Saved entries:
** START **

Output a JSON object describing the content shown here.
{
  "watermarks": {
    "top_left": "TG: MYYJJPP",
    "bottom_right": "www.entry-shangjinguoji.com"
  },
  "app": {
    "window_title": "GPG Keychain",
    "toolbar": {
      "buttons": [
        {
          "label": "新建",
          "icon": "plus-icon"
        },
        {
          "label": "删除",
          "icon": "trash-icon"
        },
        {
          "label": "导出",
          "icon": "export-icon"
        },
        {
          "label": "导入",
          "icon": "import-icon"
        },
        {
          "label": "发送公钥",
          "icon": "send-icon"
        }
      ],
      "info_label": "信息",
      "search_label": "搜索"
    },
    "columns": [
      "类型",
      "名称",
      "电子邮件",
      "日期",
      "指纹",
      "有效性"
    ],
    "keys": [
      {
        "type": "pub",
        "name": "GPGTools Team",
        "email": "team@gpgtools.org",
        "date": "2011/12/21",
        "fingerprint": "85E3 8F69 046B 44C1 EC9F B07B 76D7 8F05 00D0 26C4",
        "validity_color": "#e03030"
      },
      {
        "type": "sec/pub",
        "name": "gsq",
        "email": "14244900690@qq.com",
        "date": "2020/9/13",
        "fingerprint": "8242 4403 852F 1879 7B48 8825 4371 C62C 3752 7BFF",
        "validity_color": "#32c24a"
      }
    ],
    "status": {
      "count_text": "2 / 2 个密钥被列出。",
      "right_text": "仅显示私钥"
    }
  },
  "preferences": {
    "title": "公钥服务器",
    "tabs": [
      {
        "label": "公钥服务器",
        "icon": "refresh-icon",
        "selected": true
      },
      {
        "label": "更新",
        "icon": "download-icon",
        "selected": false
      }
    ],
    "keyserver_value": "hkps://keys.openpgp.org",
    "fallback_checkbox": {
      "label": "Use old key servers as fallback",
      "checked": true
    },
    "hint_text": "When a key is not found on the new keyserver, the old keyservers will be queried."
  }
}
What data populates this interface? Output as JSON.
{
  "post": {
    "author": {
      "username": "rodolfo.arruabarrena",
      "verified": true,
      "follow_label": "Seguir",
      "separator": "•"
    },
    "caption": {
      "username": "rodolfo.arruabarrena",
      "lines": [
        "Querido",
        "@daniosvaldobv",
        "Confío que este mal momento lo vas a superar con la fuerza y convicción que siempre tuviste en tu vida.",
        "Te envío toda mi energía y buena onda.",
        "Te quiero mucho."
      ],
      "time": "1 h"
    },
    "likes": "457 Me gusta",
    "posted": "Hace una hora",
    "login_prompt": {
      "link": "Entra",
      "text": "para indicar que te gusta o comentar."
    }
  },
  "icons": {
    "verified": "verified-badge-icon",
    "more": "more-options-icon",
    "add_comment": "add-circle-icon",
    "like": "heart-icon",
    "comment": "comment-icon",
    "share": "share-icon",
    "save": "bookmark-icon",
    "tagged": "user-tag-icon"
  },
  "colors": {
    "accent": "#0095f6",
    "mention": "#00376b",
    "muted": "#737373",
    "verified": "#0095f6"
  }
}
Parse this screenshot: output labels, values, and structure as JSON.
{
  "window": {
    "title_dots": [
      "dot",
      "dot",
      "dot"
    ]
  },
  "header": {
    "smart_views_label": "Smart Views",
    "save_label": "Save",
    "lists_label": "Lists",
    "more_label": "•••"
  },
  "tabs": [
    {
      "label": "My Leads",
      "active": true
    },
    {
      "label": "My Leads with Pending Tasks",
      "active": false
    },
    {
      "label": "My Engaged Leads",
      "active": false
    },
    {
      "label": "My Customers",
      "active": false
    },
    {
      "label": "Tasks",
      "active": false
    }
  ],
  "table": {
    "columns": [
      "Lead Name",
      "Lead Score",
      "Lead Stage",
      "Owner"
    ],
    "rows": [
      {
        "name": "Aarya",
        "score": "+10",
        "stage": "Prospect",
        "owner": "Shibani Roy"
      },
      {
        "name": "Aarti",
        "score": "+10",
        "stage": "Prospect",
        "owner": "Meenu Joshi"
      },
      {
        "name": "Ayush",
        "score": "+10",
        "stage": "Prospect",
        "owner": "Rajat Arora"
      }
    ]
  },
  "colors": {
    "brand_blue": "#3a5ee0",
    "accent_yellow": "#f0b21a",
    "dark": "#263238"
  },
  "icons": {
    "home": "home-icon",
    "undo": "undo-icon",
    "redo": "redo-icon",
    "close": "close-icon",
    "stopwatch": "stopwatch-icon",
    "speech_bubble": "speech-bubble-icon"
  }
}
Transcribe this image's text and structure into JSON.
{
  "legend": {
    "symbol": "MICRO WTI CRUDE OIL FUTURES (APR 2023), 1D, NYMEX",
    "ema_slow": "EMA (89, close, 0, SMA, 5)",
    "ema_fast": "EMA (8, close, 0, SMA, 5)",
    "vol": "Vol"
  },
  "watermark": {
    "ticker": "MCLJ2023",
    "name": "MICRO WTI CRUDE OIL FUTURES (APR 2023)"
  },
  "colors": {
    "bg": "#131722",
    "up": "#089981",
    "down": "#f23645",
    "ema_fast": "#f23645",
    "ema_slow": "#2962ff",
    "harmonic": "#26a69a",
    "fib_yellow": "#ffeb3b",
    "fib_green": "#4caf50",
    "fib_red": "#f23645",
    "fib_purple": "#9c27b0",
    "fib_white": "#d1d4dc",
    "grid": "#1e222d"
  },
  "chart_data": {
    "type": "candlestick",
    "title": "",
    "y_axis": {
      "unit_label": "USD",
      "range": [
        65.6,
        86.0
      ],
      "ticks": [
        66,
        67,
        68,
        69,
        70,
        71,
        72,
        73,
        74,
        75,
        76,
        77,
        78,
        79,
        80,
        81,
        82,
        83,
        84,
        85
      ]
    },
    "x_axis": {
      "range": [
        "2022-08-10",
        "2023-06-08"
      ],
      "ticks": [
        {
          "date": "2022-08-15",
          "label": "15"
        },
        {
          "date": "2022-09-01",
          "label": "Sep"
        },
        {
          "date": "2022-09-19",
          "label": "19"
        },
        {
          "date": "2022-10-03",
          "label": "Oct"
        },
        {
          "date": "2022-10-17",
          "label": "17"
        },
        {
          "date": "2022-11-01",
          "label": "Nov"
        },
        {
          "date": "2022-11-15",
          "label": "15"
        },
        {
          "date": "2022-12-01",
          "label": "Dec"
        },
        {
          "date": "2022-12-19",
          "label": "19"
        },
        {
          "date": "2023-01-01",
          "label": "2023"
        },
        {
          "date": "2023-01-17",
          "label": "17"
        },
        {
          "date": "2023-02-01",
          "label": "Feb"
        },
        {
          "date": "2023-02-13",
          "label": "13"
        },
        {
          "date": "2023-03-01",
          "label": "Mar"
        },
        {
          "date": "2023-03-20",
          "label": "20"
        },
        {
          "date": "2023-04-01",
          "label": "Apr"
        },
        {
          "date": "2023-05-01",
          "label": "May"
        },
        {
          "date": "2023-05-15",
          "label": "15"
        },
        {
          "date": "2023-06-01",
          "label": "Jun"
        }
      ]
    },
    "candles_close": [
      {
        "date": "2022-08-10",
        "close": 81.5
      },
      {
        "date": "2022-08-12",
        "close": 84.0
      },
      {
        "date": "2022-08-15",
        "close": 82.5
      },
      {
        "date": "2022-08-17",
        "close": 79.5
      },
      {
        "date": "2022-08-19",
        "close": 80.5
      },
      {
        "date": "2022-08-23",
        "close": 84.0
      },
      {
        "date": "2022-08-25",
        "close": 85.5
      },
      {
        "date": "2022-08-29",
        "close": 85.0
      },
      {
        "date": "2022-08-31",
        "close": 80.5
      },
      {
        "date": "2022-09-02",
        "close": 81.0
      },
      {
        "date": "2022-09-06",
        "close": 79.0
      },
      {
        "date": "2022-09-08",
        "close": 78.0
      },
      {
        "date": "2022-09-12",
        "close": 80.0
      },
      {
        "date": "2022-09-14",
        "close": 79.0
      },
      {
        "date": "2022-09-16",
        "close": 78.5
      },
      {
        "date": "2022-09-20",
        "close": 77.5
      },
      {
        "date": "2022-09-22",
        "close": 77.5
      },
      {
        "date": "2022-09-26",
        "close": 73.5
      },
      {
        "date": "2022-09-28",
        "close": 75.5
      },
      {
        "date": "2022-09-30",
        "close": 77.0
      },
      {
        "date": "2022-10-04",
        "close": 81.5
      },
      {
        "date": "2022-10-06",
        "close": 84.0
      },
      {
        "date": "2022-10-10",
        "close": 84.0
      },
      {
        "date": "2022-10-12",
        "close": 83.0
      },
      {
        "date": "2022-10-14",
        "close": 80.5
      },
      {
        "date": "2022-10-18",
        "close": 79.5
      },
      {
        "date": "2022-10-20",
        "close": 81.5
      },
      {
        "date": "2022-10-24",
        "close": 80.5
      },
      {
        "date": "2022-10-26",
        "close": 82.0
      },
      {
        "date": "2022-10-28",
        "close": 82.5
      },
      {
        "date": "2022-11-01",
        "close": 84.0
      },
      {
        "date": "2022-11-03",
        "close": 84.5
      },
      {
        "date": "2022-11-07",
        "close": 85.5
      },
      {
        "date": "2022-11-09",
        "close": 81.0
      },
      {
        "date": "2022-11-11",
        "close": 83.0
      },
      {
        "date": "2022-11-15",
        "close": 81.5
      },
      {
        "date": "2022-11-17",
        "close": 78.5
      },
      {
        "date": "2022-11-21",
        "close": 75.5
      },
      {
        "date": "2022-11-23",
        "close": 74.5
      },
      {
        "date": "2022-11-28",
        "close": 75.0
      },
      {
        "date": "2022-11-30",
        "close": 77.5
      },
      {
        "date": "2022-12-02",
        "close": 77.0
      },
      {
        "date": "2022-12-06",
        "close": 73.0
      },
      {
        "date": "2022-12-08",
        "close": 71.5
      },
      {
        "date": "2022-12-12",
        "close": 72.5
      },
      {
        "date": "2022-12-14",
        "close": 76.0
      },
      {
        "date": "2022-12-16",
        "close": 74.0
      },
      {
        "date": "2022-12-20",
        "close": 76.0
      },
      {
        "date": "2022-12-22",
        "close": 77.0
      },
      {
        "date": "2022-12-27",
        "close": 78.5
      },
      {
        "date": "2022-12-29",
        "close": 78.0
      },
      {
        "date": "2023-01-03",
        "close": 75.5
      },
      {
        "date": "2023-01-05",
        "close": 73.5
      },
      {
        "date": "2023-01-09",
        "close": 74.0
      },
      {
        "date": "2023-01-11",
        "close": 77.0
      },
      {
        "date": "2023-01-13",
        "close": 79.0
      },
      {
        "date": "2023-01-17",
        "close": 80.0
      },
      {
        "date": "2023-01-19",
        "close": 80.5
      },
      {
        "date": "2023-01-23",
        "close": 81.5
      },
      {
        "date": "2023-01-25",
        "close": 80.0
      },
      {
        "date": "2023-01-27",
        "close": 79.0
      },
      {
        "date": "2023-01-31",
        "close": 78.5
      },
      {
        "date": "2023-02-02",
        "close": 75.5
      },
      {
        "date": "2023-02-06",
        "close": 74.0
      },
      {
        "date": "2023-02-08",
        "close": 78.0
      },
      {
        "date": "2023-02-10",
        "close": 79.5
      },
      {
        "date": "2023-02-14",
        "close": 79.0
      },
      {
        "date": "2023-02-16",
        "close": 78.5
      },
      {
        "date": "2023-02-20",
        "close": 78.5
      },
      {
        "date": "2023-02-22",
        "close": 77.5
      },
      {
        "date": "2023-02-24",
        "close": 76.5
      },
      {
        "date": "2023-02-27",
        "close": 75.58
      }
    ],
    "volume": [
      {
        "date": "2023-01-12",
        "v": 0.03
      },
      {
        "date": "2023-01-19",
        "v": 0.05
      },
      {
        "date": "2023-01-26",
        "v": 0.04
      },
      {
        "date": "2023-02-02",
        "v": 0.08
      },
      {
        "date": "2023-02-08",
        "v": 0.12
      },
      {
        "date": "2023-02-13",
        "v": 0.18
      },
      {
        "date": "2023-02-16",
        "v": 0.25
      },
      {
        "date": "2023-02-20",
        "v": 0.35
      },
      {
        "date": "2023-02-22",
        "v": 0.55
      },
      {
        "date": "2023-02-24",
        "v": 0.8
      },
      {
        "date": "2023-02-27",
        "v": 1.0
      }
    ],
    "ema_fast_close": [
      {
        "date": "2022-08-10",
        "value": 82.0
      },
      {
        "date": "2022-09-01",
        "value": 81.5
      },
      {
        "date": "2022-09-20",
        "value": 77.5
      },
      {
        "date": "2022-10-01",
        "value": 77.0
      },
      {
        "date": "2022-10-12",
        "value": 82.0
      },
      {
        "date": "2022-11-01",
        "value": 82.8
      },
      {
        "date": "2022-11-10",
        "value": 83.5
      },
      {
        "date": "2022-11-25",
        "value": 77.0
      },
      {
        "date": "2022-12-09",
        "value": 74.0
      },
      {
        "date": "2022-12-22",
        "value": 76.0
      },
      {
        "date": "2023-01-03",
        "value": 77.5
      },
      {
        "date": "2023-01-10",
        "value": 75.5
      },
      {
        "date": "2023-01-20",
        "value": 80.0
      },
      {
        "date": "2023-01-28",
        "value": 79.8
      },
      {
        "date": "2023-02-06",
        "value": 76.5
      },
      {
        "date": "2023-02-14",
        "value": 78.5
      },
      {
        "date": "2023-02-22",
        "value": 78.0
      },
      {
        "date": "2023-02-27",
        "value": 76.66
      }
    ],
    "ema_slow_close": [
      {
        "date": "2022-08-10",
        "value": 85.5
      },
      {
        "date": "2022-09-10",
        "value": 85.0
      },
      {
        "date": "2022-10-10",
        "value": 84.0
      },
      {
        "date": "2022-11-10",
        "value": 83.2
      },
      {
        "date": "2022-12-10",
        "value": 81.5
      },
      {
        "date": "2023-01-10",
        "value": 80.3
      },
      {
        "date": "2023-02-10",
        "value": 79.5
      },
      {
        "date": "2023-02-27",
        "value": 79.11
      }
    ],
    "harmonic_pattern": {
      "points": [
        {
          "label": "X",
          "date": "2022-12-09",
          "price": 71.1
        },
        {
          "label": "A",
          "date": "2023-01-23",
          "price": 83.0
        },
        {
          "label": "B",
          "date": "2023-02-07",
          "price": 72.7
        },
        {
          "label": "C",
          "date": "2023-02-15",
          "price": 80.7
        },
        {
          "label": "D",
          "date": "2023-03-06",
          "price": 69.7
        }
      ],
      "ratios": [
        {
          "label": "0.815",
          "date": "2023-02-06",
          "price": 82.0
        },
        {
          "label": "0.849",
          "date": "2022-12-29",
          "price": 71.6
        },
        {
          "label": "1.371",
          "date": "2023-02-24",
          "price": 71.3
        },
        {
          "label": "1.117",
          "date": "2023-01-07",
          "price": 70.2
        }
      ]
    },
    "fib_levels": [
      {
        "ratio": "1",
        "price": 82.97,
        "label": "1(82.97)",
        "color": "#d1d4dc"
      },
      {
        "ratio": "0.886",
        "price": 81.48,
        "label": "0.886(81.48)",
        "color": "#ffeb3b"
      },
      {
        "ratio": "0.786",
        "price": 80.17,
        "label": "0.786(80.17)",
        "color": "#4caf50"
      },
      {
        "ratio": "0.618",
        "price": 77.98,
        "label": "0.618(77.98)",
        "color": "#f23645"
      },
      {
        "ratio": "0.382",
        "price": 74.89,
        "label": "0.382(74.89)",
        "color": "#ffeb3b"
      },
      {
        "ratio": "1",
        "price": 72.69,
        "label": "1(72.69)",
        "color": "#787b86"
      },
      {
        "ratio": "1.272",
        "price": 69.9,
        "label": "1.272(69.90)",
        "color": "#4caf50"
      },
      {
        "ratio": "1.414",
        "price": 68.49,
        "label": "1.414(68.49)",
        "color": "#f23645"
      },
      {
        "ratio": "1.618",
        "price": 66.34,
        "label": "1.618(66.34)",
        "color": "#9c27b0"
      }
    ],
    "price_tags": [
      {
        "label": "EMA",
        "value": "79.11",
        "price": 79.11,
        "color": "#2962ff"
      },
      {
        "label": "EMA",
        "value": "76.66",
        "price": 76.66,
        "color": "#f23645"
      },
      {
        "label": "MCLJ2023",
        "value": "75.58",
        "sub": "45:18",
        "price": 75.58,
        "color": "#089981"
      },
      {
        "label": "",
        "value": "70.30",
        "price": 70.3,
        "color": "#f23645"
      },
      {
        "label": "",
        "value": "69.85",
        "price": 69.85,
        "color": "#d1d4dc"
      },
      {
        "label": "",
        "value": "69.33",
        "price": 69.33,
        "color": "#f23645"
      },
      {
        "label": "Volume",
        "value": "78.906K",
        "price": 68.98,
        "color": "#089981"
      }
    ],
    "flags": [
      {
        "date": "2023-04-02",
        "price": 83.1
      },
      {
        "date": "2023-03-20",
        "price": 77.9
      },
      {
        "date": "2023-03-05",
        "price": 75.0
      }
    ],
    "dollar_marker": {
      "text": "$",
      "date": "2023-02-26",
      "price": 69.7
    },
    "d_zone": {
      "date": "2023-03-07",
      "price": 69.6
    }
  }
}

** END **

WORK TO DO: In the records above, locate each line with the word "true". Copy all such lines.

WRITTEN REPLY:
        "selected": true
      "checked": true
      "verified": true,
      "active": true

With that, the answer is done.